• [Short problem] Print all of the data exactly as written.
======
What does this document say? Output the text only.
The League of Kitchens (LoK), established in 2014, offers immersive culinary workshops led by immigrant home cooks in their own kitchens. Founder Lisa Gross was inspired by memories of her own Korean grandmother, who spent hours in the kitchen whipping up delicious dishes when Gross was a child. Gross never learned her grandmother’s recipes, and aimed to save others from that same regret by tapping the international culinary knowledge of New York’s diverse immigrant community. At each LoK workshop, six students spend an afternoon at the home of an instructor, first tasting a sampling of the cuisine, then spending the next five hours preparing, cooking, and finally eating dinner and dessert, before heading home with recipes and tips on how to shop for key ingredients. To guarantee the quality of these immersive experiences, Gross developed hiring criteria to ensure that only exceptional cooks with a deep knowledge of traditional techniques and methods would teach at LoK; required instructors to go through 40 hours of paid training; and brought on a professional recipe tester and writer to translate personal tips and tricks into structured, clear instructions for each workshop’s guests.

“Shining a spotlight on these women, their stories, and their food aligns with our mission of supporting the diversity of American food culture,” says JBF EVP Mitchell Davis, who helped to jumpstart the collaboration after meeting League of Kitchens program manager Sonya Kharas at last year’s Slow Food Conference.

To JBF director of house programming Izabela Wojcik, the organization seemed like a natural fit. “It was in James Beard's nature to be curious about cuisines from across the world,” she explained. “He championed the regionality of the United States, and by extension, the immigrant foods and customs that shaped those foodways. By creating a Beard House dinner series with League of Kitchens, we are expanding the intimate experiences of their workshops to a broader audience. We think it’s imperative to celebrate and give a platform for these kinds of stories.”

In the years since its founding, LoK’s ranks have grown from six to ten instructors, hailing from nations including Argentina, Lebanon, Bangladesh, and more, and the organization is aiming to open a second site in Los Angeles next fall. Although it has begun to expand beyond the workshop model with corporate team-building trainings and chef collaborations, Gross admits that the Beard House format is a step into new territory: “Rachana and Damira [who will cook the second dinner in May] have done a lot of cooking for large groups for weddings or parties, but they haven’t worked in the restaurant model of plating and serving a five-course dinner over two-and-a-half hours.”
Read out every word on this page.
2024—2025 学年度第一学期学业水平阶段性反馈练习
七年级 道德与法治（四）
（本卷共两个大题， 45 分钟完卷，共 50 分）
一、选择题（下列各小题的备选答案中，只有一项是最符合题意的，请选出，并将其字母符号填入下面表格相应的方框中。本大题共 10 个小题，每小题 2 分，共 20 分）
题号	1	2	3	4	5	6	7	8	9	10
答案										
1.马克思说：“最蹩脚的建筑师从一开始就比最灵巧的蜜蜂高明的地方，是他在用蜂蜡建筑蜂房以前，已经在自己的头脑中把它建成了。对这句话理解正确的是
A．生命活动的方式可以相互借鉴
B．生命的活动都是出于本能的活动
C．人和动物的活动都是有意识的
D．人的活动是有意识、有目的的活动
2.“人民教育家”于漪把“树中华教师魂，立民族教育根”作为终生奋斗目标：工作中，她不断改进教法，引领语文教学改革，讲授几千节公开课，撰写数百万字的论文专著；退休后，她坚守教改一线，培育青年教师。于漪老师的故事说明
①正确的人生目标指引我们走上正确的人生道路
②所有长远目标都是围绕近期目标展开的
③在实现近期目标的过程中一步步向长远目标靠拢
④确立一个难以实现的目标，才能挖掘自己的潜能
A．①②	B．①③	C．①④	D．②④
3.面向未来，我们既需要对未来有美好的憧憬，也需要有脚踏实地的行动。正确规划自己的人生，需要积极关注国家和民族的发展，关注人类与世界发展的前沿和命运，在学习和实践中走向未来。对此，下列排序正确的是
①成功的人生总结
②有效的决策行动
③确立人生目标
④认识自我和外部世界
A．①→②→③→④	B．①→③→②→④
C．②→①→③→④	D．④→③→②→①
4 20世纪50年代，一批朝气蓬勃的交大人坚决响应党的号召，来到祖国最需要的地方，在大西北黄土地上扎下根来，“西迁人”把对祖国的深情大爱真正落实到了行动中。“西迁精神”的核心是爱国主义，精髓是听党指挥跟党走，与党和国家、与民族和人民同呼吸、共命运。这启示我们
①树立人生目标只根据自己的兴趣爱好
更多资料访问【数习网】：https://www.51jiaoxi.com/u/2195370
======
• [Result]
What does this document say? Output the text only.
The League of Kitchens (LoK), established in 2014, offers immersive culinary workshops led by immigrant home cooks in their own kitchens. Founder Lisa Gross was inspired by memories of her own Korean grandmother, who spent hours in the kitchen whipping up delicious dishes when Gross was a child. Gross never learned her grandmother’s recipes, and aimed to save others from that same regret by tapping the international culinary knowledge of New York’s diverse immigrant community. At each LoK workshop, six students spend an afternoon at the home of an instructor, first tasting a sampling of the cuisine, then spending the next five hours preparing, cooking, and finally eating dinner and dessert, before heading home with recipes and tips on how to shop for key ingredients. To guarantee the quality of these immersive experiences, Gross developed hiring criteria to ensure that only exceptional cooks with a deep knowledge of traditional techniques and methods would teach at LoK; required instructors to go through 40 hours of paid training; and brought on a professional recipe tester and writer to translate personal tips and tricks into structured, clear instructions for each workshop’s guests.

“Shining a spotlight on these women, their stories, and their food aligns with our mission of supporting the diversity of American food culture,” says JBF EVP Mitchell Davis, who helped to jumpstart the collaboration after meeting League of Kitchens program manager Sonya Kharas at last year’s Slow Food Conference.

To JBF director of house programming Izabela Wojcik, the organization seemed like a natural fit. “It was in James Beard's nature to be curious about cuisines from across the world,” she explained. “He championed the regionality of the United States, and by extension, the immigrant foods and customs that shaped those foodways. By creating a Beard House dinner series with League of Kitchens, we are expanding the intimate experiences of their workshops to a broader audience. We think it’s imperative to celebrate and give a platform for these kinds of stories.”

In the years since its founding, LoK’s ranks have grown from six to ten instructors, hailing from nations including Argentina, Lebanon, Bangladesh, and more, and the organization is aiming to open a second site in Los Angeles next fall. Although it has begun to expand beyond the workshop model with corporate team-building trainings and chef collaborations, Gross admits that the Beard House format is a step into new territory: “Rachana and Damira [who will cook the second dinner in May] have done a lot of cooking for large groups for weddings or parties, but they haven’t worked in the restaurant model of plating and serving a five-course dinner over two-and-a-half hours.”
Read out every word on this page.
2024—2025 学年度第一学期学业水平阶段性反馈练习
七年级 道德与法治（四）
（本卷共两个大题， 45 分钟完卷，共 50 分）
一、选择题（下列各小题的备选答案中，只有一项是最符合题意的，请选出，并将其字母符号填入下面表格相应的方框中。本大题共 10 个小题，每小题 2 分，共 20 分）
题号	1	2	3	4	5	6	7	8	9	10
答案										
1.马克思说：“最蹩脚的建筑师从一开始就比最灵巧的蜜蜂高明的地方，是他在用蜂蜡建筑蜂房以前，已经在自己的头脑中把它建成了。对这句话理解正确的是
A．生命活动的方式可以相互借鉴
B．生命的活动都是出于本能的活动
C．人和动物的活动都是有意识的
D．人的活动是有意识、有目的的活动
2.“人民教育家”于漪把“树中华教师魂，立民族教育根”作为终生奋斗目标：工作中，她不断改进教法，引领语文教学改革，讲授几千节公开课，撰写数百万字的论文专著；退休后，她坚守教改一线，培育青年教师。于漪老师的故事说明
①正确的人生目标指引我们走上正确的人生道路
②所有长远目标都是围绕近期目标展开的
③在实现近期目标的过程中一步步向长远目标靠拢
④确立一个难以实现的目标，才能挖掘自己的潜能
A．①②	B．①③	C．①④	D．②④
3.面向未来，我们既需要对未来有美好的憧憬，也需要有脚踏实地的行动。正确规划自己的人生，需要积极关注国家和民族的发展，关注人类与世界发展的前沿和命运，在学习和实践中走向未来。对此，下列排序正确的是
①成功的人生总结
②有效的决策行动
③确立人生目标
④认识自我和外部世界
A．①→②→③→④	B．①→③→②→④
C．②→①→③→④	D．④→③→②→①
4 20世纪50年代，一批朝气蓬勃的交大人坚决响应党的号召，来到祖国最需要的地方，在大西北黄土地上扎下根来，“西迁人”把对祖国的深情大爱真正落实到了行动中。“西迁精神”的核心是爱国主义，精髓是听党指挥跟党走，与党和国家、与民族和人民同呼吸、共命运。这启示我们
①树立人生目标只根据自己的兴趣爱好
更多资料访问【数习网】：https://www.51jiaoxi.com/u/2195370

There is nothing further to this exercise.